[Figure dataset records]
- - -
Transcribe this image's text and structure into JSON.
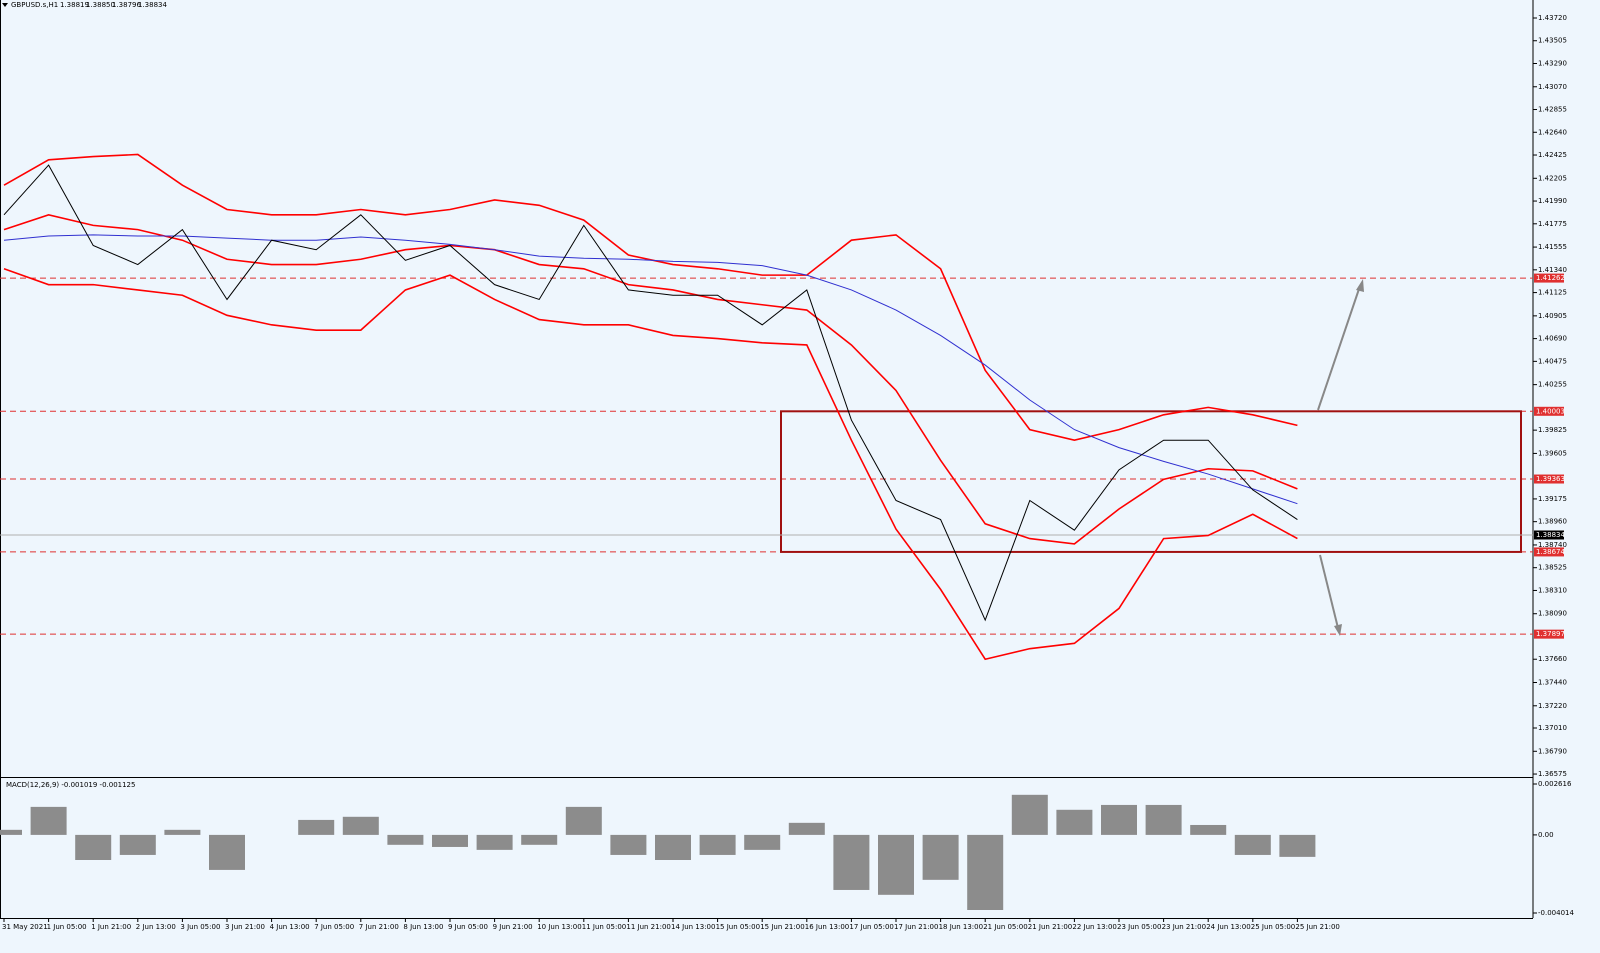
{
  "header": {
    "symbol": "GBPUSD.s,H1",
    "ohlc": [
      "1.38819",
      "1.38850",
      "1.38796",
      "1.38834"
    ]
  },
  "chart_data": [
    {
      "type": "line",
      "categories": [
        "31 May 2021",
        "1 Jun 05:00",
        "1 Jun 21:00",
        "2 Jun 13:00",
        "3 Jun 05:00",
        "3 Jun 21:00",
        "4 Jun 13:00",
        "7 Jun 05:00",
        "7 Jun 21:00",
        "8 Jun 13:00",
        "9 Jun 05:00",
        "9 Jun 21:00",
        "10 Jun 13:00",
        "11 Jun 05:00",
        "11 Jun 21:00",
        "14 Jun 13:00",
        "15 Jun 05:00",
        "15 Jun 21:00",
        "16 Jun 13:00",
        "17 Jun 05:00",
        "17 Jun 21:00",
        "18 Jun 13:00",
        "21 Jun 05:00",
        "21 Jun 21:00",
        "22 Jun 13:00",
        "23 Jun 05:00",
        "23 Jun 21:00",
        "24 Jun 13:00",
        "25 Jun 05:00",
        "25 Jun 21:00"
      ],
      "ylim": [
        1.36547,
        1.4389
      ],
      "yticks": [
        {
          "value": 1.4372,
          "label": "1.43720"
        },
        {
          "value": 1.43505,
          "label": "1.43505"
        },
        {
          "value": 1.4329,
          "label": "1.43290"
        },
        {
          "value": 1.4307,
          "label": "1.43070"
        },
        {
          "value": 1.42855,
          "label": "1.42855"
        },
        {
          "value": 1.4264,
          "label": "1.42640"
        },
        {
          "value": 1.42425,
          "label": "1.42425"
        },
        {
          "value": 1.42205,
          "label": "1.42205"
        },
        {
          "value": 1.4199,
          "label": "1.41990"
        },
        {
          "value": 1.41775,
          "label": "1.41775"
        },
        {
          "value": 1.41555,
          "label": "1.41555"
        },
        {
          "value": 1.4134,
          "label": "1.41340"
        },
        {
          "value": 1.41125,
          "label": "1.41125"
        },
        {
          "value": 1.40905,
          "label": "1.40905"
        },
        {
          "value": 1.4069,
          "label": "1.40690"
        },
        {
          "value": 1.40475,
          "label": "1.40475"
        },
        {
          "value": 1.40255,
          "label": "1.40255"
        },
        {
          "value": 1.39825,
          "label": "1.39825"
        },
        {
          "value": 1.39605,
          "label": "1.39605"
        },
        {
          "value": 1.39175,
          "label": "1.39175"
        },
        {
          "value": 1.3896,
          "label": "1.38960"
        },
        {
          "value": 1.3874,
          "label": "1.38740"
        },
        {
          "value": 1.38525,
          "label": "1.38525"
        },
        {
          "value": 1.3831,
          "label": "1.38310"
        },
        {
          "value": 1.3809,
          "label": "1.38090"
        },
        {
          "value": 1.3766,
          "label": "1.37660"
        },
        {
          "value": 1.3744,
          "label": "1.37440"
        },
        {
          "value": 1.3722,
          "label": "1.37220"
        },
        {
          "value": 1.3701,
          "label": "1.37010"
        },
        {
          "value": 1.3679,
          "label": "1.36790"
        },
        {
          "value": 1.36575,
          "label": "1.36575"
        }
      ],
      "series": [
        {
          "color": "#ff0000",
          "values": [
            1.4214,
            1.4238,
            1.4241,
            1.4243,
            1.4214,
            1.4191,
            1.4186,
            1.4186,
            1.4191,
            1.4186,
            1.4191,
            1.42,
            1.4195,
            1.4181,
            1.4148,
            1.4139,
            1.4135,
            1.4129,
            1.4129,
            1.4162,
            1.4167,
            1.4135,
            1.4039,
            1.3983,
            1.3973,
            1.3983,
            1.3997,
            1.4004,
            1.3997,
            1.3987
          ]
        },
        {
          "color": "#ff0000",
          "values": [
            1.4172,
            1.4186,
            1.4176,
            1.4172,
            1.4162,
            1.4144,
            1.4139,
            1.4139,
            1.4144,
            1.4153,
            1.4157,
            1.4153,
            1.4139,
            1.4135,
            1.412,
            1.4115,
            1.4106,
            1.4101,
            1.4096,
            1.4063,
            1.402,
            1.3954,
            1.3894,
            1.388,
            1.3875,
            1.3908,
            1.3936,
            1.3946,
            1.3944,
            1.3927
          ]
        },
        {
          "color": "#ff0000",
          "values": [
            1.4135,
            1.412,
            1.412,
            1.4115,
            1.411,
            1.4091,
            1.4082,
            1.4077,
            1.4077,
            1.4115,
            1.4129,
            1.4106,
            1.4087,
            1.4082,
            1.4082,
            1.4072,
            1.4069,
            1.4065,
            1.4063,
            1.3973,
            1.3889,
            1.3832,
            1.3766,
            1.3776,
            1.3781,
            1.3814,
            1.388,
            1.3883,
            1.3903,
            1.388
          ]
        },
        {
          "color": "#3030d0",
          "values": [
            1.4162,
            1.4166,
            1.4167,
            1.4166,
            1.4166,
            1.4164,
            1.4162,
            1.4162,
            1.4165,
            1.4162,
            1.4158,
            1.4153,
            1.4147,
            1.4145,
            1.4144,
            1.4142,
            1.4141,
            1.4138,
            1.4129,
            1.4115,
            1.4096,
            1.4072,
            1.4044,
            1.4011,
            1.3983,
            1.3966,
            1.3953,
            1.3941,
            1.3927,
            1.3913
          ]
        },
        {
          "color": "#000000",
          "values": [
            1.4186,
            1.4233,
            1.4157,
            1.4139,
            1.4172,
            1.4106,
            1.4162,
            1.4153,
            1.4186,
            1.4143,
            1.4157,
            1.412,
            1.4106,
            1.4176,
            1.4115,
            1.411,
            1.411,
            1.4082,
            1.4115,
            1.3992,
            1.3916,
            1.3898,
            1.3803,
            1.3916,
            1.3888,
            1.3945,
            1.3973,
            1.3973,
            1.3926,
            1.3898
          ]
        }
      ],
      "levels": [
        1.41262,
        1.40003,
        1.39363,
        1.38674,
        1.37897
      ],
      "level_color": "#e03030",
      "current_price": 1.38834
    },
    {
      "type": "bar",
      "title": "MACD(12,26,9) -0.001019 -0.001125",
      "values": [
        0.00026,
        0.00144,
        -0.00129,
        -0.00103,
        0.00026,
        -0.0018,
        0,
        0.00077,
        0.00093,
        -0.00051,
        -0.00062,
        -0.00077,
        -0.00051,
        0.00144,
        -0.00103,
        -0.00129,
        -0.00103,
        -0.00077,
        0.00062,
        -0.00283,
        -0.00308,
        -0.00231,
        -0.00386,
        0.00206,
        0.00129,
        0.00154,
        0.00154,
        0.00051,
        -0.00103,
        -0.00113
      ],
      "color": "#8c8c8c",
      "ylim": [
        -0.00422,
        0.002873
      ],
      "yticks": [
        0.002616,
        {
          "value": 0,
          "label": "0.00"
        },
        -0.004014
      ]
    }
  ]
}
- - -
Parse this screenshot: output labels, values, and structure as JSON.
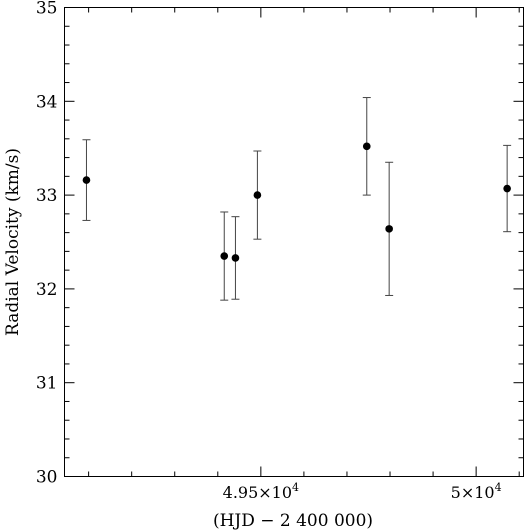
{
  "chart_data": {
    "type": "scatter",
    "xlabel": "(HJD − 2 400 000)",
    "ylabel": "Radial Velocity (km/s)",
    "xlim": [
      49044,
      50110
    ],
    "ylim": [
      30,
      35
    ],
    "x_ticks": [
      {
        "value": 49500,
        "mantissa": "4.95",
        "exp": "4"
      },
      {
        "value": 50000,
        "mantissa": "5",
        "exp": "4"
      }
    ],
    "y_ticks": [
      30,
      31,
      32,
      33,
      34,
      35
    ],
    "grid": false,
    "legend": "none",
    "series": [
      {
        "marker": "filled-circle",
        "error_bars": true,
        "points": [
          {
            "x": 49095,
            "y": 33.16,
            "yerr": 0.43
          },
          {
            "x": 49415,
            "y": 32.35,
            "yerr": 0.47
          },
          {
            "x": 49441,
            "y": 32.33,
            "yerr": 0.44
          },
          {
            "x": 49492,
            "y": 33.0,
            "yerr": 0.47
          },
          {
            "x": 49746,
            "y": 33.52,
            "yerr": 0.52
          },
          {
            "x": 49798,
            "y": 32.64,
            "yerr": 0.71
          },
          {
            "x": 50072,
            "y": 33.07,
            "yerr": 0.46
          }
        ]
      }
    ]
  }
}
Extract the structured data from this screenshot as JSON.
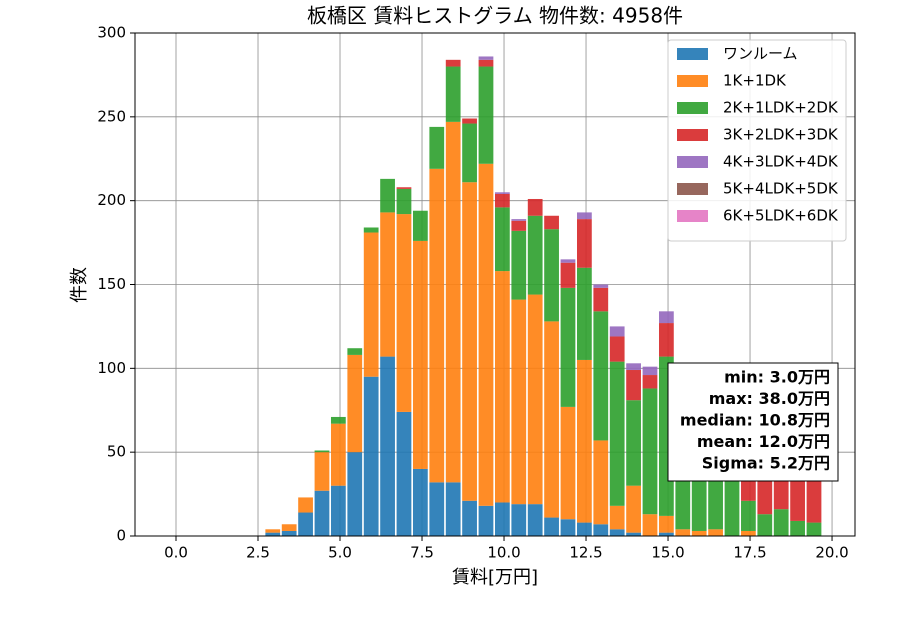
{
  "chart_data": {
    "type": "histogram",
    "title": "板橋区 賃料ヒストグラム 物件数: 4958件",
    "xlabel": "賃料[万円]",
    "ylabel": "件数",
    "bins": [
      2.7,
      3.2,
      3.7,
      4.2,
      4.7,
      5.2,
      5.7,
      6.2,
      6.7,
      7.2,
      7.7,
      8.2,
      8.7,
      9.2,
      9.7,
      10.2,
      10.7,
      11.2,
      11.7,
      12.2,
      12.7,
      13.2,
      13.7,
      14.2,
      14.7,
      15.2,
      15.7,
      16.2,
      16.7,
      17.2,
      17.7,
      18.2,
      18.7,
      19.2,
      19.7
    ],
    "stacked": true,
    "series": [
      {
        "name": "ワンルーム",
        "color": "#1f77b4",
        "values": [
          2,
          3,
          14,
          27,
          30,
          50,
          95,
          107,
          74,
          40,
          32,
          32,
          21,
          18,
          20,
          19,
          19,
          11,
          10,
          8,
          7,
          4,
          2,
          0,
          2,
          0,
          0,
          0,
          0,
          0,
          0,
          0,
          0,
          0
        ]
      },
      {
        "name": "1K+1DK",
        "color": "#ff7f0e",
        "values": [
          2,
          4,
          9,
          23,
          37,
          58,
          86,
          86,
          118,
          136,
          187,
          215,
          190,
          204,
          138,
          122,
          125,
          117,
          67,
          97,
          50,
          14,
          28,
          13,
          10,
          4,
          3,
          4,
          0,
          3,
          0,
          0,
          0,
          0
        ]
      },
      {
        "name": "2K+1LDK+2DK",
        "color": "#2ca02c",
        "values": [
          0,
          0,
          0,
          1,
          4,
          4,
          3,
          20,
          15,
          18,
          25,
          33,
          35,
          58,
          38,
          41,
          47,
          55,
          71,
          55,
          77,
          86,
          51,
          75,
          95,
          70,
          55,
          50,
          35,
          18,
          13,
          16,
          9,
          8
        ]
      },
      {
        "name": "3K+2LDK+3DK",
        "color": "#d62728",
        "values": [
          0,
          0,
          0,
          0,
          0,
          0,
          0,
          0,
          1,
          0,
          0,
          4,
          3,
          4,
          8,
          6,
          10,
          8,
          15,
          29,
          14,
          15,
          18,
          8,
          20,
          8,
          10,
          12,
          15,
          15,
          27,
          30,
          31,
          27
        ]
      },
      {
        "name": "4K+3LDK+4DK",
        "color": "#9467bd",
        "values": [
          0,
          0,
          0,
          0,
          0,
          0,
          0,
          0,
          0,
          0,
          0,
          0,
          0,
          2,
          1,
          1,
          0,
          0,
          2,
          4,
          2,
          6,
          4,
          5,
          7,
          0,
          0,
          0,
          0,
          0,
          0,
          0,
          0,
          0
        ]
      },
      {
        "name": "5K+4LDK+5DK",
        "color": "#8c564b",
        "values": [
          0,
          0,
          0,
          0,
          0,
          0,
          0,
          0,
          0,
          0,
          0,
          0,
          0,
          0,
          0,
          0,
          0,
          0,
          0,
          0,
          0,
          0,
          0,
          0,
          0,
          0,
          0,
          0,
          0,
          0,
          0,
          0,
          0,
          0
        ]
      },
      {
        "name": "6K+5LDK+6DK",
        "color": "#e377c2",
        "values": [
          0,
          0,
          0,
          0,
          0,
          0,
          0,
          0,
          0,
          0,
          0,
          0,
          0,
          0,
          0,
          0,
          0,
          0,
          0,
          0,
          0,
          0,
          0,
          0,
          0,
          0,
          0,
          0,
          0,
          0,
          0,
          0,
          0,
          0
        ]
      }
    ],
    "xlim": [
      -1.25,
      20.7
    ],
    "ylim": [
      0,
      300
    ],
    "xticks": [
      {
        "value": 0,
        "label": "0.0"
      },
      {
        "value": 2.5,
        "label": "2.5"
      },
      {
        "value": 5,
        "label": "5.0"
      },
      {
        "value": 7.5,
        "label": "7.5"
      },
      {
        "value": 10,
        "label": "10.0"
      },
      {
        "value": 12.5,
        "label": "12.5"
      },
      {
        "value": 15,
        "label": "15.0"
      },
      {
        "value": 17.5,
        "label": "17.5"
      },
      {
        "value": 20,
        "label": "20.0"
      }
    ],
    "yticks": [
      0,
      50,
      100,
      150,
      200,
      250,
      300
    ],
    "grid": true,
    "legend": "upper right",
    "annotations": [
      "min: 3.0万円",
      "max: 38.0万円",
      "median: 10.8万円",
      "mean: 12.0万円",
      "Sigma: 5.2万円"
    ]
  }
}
- - -
▶ Request:
Track down every line with the word "screenshot" and copy it.

▶ Full response:
Parse this screenshot: output labels, values, and structure as JSON.
Extract the structured data from this screenshot as JSON.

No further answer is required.